**Aim of the exercise:**
Copy out every record below with complete accuracy.

(Stored data entries)
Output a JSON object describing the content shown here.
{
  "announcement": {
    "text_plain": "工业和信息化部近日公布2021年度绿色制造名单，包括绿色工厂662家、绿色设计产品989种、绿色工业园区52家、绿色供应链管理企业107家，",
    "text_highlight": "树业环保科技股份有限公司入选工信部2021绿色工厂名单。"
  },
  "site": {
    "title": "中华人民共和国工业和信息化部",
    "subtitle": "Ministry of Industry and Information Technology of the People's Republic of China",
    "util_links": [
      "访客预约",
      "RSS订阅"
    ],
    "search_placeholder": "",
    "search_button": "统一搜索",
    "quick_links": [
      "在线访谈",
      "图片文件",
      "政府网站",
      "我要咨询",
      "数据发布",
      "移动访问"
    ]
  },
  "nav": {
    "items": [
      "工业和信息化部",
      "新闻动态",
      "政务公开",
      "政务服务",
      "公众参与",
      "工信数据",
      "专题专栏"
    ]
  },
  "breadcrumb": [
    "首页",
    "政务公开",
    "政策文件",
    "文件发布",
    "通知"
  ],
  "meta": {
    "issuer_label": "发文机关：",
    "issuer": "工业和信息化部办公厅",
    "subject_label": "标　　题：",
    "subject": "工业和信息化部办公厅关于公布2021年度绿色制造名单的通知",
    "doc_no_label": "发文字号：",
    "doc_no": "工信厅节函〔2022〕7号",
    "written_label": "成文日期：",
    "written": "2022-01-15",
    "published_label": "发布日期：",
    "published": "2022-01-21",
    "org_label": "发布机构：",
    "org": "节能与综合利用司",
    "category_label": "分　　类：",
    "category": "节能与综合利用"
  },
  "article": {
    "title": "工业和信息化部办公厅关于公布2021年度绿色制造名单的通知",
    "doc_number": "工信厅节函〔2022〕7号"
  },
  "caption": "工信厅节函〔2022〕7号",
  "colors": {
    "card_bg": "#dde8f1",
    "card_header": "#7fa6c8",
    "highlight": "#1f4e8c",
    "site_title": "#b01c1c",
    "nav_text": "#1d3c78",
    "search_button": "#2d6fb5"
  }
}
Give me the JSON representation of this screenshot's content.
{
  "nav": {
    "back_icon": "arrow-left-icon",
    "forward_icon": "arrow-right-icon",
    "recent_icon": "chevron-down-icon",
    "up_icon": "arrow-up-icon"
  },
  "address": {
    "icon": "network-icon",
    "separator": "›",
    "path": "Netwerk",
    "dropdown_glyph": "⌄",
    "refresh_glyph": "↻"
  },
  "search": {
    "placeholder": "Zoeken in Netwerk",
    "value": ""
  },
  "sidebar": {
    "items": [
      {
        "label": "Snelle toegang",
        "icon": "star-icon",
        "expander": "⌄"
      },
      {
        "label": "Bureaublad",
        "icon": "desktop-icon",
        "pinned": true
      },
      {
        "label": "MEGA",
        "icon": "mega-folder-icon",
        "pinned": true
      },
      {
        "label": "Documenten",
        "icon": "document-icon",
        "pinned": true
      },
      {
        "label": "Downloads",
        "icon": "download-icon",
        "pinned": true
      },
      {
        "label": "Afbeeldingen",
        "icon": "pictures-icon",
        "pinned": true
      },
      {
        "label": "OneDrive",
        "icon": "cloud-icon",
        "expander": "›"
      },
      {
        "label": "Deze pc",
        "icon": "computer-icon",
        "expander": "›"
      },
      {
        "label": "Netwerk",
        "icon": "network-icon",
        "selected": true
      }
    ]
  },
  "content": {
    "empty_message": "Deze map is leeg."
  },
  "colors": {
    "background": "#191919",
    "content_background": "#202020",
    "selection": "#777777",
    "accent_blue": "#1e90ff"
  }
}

**Solution to the exercise:**
Output a JSON object describing the content shown here.
{
  "announcement": {
    "text_plain": "工业和信息化部近日公布2021年度绿色制造名单，包括绿色工厂662家、绿色设计产品989种、绿色工业园区52家、绿色供应链管理企业107家，",
    "text_highlight": "树业环保科技股份有限公司入选工信部2021绿色工厂名单。"
  },
  "site": {
    "title": "中华人民共和国工业和信息化部",
    "subtitle": "Ministry of Industry and Information Technology of the People's Republic of China",
    "util_links": [
      "访客预约",
      "RSS订阅"
    ],
    "search_placeholder": "",
    "search_button": "统一搜索",
    "quick_links": [
      "在线访谈",
      "图片文件",
      "政府网站",
      "我要咨询",
      "数据发布",
      "移动访问"
    ]
  },
  "nav": {
    "items": [
      "工业和信息化部",
      "新闻动态",
      "政务公开",
      "政务服务",
      "公众参与",
      "工信数据",
      "专题专栏"
    ]
  },
  "breadcrumb": [
    "首页",
    "政务公开",
    "政策文件",
    "文件发布",
    "通知"
  ],
  "meta": {
    "issuer_label": "发文机关：",
    "issuer": "工业和信息化部办公厅",
    "subject_label": "标　　题：",
    "subject": "工业和信息化部办公厅关于公布2021年度绿色制造名单的通知",
    "doc_no_label": "发文字号：",
    "doc_no": "工信厅节函〔2022〕7号",
    "written_label": "成文日期：",
    "written": "2022-01-15",
    "published_label": "发布日期：",
    "published": "2022-01-21",
    "org_label": "发布机构：",
    "org": "节能与综合利用司",
    "category_label": "分　　类：",
    "category": "节能与综合利用"
  },
  "article": {
    "title": "工业和信息化部办公厅关于公布2021年度绿色制造名单的通知",
    "doc_number": "工信厅节函〔2022〕7号"
  },
  "caption": "工信厅节函〔2022〕7号",
  "colors": {
    "card_bg": "#dde8f1",
    "card_header": "#7fa6c8",
    "highlight": "#1f4e8c",
    "site_title": "#b01c1c",
    "nav_text": "#1d3c78",
    "search_button": "#2d6fb5"
  }
}
Give me the JSON representation of this screenshot's content.
{
  "nav": {
    "back_icon": "arrow-left-icon",
    "forward_icon": "arrow-right-icon",
    "recent_icon": "chevron-down-icon",
    "up_icon": "arrow-up-icon"
  },
  "address": {
    "icon": "network-icon",
    "separator": "›",
    "path": "Netwerk",
    "dropdown_glyph": "⌄",
    "refresh_glyph": "↻"
  },
  "search": {
    "placeholder": "Zoeken in Netwerk",
    "value": ""
  },
  "sidebar": {
    "items": [
      {
        "label": "Snelle toegang",
        "icon": "star-icon",
        "expander": "⌄"
      },
      {
        "label": "Bureaublad",
        "icon": "desktop-icon",
        "pinned": true
      },
      {
        "label": "MEGA",
        "icon": "mega-folder-icon",
        "pinned": true
      },
      {
        "label": "Documenten",
        "icon": "document-icon",
        "pinned": true
      },
      {
        "label": "Downloads",
        "icon": "download-icon",
        "pinned": true
      },
      {
        "label": "Afbeeldingen",
        "icon": "pictures-icon",
        "pinned": true
      },
      {
        "label": "OneDrive",
        "icon": "cloud-icon",
        "expander": "›"
      },
      {
        "label": "Deze pc",
        "icon": "computer-icon",
        "expander": "›"
      },
      {
        "label": "Netwerk",
        "icon": "network-icon",
        "selected": true
      }
    ]
  },
  "content": {
    "empty_message": "Deze map is leeg."
  },
  "colors": {
    "background": "#191919",
    "content_background": "#202020",
    "selection": "#777777",
    "accent_blue": "#1e90ff"
  }
}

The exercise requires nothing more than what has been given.